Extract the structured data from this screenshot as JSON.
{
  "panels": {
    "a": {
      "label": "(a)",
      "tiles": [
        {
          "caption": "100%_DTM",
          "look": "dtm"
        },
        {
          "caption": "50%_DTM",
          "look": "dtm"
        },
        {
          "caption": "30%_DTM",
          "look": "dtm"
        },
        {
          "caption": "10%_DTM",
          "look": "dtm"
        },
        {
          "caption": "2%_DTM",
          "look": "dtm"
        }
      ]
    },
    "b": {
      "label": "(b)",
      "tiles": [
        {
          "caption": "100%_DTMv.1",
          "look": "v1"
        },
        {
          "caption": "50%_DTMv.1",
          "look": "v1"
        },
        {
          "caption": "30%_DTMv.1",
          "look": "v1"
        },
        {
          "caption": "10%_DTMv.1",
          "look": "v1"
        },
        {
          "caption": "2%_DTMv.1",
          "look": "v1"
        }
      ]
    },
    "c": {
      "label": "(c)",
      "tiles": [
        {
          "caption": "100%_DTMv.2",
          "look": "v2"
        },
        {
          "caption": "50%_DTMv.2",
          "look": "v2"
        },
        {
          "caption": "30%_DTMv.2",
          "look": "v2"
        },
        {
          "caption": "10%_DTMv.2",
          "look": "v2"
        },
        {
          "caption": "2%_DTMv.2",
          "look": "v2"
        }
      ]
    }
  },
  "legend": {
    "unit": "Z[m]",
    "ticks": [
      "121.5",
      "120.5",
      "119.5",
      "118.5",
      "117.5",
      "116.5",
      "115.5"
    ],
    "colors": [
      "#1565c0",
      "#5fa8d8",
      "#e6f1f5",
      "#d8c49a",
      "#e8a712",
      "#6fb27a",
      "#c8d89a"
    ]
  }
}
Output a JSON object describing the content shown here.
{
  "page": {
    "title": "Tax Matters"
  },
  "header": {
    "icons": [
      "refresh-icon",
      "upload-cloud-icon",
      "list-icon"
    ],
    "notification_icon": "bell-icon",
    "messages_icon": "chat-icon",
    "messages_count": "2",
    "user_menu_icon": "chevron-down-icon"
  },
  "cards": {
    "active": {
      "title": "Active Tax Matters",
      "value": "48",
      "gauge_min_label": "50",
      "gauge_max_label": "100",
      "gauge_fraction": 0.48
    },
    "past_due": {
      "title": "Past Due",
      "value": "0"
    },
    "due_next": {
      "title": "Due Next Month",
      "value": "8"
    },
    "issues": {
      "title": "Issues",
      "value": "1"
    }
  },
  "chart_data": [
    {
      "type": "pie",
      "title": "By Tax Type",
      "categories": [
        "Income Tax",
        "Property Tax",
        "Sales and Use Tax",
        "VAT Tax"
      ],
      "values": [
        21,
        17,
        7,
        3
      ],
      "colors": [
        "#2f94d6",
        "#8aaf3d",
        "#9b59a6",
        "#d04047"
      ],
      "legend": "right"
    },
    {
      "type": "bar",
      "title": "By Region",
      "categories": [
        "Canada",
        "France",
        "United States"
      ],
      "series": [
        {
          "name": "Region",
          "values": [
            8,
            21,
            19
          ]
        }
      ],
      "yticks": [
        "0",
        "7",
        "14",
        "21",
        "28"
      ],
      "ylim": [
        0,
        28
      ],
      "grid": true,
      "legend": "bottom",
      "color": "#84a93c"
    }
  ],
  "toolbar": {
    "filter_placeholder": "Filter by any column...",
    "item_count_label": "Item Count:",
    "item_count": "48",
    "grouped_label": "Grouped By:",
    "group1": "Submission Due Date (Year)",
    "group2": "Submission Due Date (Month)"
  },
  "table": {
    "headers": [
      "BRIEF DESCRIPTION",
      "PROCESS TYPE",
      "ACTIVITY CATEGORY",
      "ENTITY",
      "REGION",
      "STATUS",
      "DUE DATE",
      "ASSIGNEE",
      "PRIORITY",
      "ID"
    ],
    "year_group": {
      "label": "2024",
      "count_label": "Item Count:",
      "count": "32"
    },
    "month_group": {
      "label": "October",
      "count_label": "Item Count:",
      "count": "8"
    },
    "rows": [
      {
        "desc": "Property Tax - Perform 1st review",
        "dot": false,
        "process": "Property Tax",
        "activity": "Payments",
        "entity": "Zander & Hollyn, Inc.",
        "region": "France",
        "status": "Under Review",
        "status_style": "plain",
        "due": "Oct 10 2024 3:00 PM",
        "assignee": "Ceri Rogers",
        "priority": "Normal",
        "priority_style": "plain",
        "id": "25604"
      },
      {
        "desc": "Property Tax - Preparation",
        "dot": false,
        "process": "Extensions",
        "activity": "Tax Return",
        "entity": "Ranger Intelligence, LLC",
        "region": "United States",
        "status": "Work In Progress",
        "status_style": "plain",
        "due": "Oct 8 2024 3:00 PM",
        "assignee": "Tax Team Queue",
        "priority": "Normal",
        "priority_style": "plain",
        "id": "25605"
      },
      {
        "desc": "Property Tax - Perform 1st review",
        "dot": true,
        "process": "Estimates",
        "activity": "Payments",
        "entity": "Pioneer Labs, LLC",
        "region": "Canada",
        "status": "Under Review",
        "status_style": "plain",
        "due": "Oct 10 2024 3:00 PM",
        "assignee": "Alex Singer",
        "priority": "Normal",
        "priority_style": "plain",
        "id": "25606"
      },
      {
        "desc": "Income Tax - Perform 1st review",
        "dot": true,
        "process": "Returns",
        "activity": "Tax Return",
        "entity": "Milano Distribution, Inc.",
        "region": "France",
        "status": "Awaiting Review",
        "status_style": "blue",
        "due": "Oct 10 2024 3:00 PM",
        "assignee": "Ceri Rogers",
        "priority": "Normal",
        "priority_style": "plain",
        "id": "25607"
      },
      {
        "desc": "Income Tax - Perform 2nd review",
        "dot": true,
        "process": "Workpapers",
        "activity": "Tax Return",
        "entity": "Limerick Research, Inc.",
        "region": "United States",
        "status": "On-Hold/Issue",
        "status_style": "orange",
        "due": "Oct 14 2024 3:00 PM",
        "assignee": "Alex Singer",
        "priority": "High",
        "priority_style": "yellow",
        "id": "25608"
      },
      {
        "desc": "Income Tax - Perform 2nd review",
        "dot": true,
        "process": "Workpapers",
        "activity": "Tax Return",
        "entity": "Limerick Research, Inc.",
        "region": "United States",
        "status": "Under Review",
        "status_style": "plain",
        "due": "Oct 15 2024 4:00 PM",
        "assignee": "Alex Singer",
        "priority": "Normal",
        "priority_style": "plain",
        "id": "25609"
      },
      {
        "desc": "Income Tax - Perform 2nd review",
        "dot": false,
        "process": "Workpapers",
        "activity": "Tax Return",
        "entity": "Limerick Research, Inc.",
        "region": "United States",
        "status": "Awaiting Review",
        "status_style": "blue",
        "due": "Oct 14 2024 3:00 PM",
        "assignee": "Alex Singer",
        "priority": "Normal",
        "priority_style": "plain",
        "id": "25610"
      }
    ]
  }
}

■ ■ ■ ■

▶ _Problem to work on_
Copy all of the data. Keep every word exactly as it is.

▶ _Solution_
Extract the structured data from this screenshot as JSON.
{
  "panels": {
    "a": {
      "label": "(a)",
      "tiles": [
        {
          "caption": "100%_DTM",
          "look": "dtm"
        },
        {
          "caption": "50%_DTM",
          "look": "dtm"
        },
        {
          "caption": "30%_DTM",
          "look": "dtm"
        },
        {
          "caption": "10%_DTM",
          "look": "dtm"
        },
        {
          "caption": "2%_DTM",
          "look": "dtm"
        }
      ]
    },
    "b": {
      "label": "(b)",
      "tiles": [
        {
          "caption": "100%_DTMv.1",
          "look": "v1"
        },
        {
          "caption": "50%_DTMv.1",
          "look": "v1"
        },
        {
          "caption": "30%_DTMv.1",
          "look": "v1"
        },
        {
          "caption": "10%_DTMv.1",
          "look": "v1"
        },
        {
          "caption": "2%_DTMv.1",
          "look": "v1"
        }
      ]
    },
    "c": {
      "label": "(c)",
      "tiles": [
        {
          "caption": "100%_DTMv.2",
          "look": "v2"
        },
        {
          "caption": "50%_DTMv.2",
          "look": "v2"
        },
        {
          "caption": "30%_DTMv.2",
          "look": "v2"
        },
        {
          "caption": "10%_DTMv.2",
          "look": "v2"
        },
        {
          "caption": "2%_DTMv.2",
          "look": "v2"
        }
      ]
    }
  },
  "legend": {
    "unit": "Z[m]",
    "ticks": [
      "121.5",
      "120.5",
      "119.5",
      "118.5",
      "117.5",
      "116.5",
      "115.5"
    ],
    "colors": [
      "#1565c0",
      "#5fa8d8",
      "#e6f1f5",
      "#d8c49a",
      "#e8a712",
      "#6fb27a",
      "#c8d89a"
    ]
  }
}
Output a JSON object describing the content shown here.
{
  "page": {
    "title": "Tax Matters"
  },
  "header": {
    "icons": [
      "refresh-icon",
      "upload-cloud-icon",
      "list-icon"
    ],
    "notification_icon": "bell-icon",
    "messages_icon": "chat-icon",
    "messages_count": "2",
    "user_menu_icon": "chevron-down-icon"
  },
  "cards": {
    "active": {
      "title": "Active Tax Matters",
      "value": "48",
      "gauge_min_label": "50",
      "gauge_max_label": "100",
      "gauge_fraction": 0.48
    },
    "past_due": {
      "title": "Past Due",
      "value": "0"
    },
    "due_next": {
      "title": "Due Next Month",
      "value": "8"
    },
    "issues": {
      "title": "Issues",
      "value": "1"
    }
  },
  "chart_data": [
    {
      "type": "pie",
      "title": "By Tax Type",
      "categories": [
        "Income Tax",
        "Property Tax",
        "Sales and Use Tax",
        "VAT Tax"
      ],
      "values": [
        21,
        17,
        7,
        3
      ],
      "colors": [
        "#2f94d6",
        "#8aaf3d",
        "#9b59a6",
        "#d04047"
      ],
      "legend": "right"
    },
    {
      "type": "bar",
      "title": "By Region",
      "categories": [
        "Canada",
        "France",
        "United States"
      ],
      "series": [
        {
          "name": "Region",
          "values": [
            8,
            21,
            19
          ]
        }
      ],
      "yticks": [
        "0",
        "7",
        "14",
        "21",
        "28"
      ],
      "ylim": [
        0,
        28
      ],
      "grid": true,
      "legend": "bottom",
      "color": "#84a93c"
    }
  ],
  "toolbar": {
    "filter_placeholder": "Filter by any column...",
    "item_count_label": "Item Count:",
    "item_count": "48",
    "grouped_label": "Grouped By:",
    "group1": "Submission Due Date (Year)",
    "group2": "Submission Due Date (Month)"
  },
  "table": {
    "headers": [
      "BRIEF DESCRIPTION",
      "PROCESS TYPE",
      "ACTIVITY CATEGORY",
      "ENTITY",
      "REGION",
      "STATUS",
      "DUE DATE",
      "ASSIGNEE",
      "PRIORITY",
      "ID"
    ],
    "year_group": {
      "label": "2024",
      "count_label": "Item Count:",
      "count": "32"
    },
    "month_group": {
      "label": "October",
      "count_label": "Item Count:",
      "count": "8"
    },
    "rows": [
      {
        "desc": "Property Tax - Perform 1st review",
        "dot": false,
        "process": "Property Tax",
        "activity": "Payments",
        "entity": "Zander & Hollyn, Inc.",
        "region": "France",
        "status": "Under Review",
        "status_style": "plain",
        "due": "Oct 10 2024 3:00 PM",
        "assignee": "Ceri Rogers",
        "priority": "Normal",
        "priority_style": "plain",
        "id": "25604"
      },
      {
        "desc": "Property Tax - Preparation",
        "dot": false,
        "process": "Extensions",
        "activity": "Tax Return",
        "entity": "Ranger Intelligence, LLC",
        "region": "United States",
        "status": "Work In Progress",
        "status_style": "plain",
        "due": "Oct 8 2024 3:00 PM",
        "assignee": "Tax Team Queue",
        "priority": "Normal",
        "priority_style": "plain",
        "id": "25605"
      },
      {
        "desc": "Property Tax - Perform 1st review",
        "dot": true,
        "process": "Estimates",
        "activity": "Payments",
        "entity": "Pioneer Labs, LLC",
        "region": "Canada",
        "status": "Under Review",
        "status_style": "plain",
        "due": "Oct 10 2024 3:00 PM",
        "assignee": "Alex Singer",
        "priority": "Normal",
        "priority_style": "plain",
        "id": "25606"
      },
      {
        "desc": "Income Tax - Perform 1st review",
        "dot": true,
        "process": "Returns",
        "activity": "Tax Return",
        "entity": "Milano Distribution, Inc.",
        "region": "France",
        "status": "Awaiting Review",
        "status_style": "blue",
        "due": "Oct 10 2024 3:00 PM",
        "assignee": "Ceri Rogers",
        "priority": "Normal",
        "priority_style": "plain",
        "id": "25607"
      },
      {
        "desc": "Income Tax - Perform 2nd review",
        "dot": true,
        "process": "Workpapers",
        "activity": "Tax Return",
        "entity": "Limerick Research, Inc.",
        "region": "United States",
        "status": "On-Hold/Issue",
        "status_style": "orange",
        "due": "Oct 14 2024 3:00 PM",
        "assignee": "Alex Singer",
        "priority": "High",
        "priority_style": "yellow",
        "id": "25608"
      },
      {
        "desc": "Income Tax - Perform 2nd review",
        "dot": true,
        "process": "Workpapers",
        "activity": "Tax Return",
        "entity": "Limerick Research, Inc.",
        "region": "United States",
        "status": "Under Review",
        "status_style": "plain",
        "due": "Oct 15 2024 4:00 PM",
        "assignee": "Alex Singer",
        "priority": "Normal",
        "priority_style": "plain",
        "id": "25609"
      },
      {
        "desc": "Income Tax - Perform 2nd review",
        "dot": false,
        "process": "Workpapers",
        "activity": "Tax Return",
        "entity": "Limerick Research, Inc.",
        "region": "United States",
        "status": "Awaiting Review",
        "status_style": "blue",
        "due": "Oct 14 2024 3:00 PM",
        "assignee": "Alex Singer",
        "priority": "Normal",
        "priority_style": "plain",
        "id": "25610"
      }
    ]
  }
}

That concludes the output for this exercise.